### Information supplied ###

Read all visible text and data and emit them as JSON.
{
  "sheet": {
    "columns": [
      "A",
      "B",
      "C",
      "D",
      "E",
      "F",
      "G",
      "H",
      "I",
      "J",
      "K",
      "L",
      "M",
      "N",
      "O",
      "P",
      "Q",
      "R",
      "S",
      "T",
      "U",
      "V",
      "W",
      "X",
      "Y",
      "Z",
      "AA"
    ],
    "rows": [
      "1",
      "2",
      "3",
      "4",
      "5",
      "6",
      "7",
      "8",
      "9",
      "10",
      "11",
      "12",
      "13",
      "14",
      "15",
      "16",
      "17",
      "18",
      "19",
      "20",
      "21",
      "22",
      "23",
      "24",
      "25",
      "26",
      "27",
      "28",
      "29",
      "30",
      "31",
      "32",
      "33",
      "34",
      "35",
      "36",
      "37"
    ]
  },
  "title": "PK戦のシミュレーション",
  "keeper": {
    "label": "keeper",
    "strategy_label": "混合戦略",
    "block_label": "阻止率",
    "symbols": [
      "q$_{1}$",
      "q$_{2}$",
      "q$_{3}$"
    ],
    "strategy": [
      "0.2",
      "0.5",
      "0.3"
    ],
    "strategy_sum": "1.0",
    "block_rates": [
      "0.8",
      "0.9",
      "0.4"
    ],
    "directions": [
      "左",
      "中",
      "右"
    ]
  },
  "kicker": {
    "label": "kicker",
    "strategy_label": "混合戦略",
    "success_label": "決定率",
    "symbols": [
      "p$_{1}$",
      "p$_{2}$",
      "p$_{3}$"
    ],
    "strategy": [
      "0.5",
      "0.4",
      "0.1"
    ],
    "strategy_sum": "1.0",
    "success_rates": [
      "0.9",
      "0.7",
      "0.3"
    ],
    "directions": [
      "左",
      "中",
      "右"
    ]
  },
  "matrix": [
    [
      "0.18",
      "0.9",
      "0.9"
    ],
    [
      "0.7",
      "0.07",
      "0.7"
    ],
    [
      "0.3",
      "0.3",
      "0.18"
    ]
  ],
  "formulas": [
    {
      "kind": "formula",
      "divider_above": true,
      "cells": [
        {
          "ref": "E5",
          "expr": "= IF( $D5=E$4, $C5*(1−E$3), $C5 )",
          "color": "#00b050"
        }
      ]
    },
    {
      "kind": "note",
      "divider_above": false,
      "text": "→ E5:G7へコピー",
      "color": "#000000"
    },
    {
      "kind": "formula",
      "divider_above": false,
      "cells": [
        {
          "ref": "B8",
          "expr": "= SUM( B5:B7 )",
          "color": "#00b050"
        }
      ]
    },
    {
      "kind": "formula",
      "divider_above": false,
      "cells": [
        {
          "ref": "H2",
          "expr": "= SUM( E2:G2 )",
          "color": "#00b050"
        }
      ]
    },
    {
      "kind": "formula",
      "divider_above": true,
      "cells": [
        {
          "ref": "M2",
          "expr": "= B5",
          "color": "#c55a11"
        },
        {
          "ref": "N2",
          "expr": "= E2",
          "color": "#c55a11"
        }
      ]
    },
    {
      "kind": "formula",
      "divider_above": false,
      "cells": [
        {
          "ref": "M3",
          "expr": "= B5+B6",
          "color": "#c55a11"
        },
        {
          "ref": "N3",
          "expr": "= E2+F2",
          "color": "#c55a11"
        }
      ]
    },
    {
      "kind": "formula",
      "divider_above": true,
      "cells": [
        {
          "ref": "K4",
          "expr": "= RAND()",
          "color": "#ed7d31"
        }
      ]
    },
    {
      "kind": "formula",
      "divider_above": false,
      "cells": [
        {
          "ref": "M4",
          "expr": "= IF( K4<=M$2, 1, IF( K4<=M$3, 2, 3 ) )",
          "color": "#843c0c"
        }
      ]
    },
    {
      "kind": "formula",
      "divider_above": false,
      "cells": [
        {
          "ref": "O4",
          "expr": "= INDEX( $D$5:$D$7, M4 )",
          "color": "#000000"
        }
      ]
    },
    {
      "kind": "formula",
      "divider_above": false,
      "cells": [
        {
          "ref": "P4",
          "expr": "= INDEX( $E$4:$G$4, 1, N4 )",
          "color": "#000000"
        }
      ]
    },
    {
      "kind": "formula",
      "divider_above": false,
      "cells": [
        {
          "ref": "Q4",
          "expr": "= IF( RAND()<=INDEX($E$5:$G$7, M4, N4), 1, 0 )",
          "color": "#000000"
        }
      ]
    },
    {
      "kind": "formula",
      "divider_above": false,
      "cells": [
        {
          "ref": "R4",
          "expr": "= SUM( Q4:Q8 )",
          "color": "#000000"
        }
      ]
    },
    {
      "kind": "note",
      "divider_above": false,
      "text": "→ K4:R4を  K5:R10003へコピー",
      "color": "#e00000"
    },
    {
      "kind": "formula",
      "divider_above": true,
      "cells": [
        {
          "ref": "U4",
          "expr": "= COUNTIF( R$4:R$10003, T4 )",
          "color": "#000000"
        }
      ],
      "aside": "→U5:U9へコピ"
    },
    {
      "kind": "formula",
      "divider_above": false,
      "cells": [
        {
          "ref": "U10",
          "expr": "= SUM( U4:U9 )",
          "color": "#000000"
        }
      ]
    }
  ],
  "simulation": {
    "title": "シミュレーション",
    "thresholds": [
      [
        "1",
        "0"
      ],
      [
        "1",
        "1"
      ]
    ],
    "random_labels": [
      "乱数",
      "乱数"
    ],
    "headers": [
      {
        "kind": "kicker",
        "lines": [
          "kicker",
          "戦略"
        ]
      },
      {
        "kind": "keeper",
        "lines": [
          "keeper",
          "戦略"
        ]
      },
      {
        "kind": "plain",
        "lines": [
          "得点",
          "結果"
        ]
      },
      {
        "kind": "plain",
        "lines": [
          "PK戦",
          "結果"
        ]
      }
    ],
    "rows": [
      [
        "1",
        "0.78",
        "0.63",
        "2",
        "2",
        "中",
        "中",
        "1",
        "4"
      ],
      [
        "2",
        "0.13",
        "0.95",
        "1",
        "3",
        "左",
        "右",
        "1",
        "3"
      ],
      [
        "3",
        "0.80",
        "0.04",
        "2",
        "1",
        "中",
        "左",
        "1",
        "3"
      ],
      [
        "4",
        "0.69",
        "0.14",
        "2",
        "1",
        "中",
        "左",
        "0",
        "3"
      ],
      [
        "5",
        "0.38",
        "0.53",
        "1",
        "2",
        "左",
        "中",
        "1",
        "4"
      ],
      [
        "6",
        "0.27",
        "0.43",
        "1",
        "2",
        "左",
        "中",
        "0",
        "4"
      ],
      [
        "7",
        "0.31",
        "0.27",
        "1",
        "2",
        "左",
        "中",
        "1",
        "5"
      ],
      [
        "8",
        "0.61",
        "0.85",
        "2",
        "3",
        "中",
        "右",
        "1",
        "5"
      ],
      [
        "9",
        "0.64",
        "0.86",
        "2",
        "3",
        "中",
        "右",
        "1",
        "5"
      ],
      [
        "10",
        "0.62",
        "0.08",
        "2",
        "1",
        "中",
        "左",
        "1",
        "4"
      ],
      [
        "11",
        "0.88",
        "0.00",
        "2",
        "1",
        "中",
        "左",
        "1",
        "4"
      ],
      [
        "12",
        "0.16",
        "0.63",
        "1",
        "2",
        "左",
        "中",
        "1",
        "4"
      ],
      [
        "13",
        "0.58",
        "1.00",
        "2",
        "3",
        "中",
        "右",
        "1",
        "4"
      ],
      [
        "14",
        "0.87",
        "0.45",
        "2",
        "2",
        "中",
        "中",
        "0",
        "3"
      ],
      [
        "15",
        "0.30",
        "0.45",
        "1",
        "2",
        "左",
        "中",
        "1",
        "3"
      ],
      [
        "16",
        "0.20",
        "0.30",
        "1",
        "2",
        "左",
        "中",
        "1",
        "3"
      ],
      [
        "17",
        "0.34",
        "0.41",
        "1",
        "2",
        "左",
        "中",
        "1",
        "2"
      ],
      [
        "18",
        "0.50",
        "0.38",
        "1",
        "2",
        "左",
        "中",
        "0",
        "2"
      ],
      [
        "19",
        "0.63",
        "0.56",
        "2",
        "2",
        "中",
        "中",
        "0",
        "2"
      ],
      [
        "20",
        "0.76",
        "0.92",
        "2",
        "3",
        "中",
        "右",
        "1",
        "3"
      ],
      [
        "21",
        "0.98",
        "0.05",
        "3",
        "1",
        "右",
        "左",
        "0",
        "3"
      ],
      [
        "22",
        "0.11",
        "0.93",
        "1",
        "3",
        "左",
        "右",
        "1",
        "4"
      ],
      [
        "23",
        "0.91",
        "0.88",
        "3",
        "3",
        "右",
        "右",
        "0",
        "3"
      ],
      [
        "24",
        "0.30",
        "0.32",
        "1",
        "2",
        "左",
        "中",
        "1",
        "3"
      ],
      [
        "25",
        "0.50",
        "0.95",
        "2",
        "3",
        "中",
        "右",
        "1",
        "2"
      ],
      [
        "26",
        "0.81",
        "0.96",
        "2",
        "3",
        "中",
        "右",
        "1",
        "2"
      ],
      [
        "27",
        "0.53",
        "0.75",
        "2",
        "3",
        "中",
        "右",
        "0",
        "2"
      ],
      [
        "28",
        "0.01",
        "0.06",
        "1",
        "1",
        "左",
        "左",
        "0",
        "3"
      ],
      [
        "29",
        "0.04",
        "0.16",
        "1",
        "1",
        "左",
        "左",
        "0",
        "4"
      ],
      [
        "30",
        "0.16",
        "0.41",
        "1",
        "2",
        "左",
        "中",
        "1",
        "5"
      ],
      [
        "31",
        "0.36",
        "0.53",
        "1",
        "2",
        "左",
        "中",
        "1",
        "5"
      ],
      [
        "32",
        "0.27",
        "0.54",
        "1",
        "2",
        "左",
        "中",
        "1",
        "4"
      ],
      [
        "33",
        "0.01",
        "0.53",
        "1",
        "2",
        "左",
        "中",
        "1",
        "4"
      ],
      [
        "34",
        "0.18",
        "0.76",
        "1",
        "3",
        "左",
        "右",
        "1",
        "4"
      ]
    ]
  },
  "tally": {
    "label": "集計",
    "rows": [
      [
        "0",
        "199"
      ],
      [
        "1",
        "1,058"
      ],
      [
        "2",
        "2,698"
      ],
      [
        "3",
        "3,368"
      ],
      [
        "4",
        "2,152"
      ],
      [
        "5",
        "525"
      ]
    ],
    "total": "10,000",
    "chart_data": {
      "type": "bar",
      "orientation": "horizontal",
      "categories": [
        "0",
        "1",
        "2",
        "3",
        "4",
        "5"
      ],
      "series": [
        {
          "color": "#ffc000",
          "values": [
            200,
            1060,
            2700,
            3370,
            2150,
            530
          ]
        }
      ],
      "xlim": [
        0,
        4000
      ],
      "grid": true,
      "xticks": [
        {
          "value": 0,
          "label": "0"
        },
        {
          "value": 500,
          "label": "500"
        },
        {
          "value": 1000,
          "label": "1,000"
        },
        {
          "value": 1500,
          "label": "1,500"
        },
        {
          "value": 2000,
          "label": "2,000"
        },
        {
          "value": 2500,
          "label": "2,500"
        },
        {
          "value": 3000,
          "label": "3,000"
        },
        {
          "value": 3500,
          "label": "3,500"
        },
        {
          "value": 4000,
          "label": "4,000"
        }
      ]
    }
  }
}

###

- What to work on
Using the listing above, list every line in which the string "keeper" occurs.

- Answer to the task
  "keeper": {
    "label": "keeper",
        "kind": "keeper",
          "keeper",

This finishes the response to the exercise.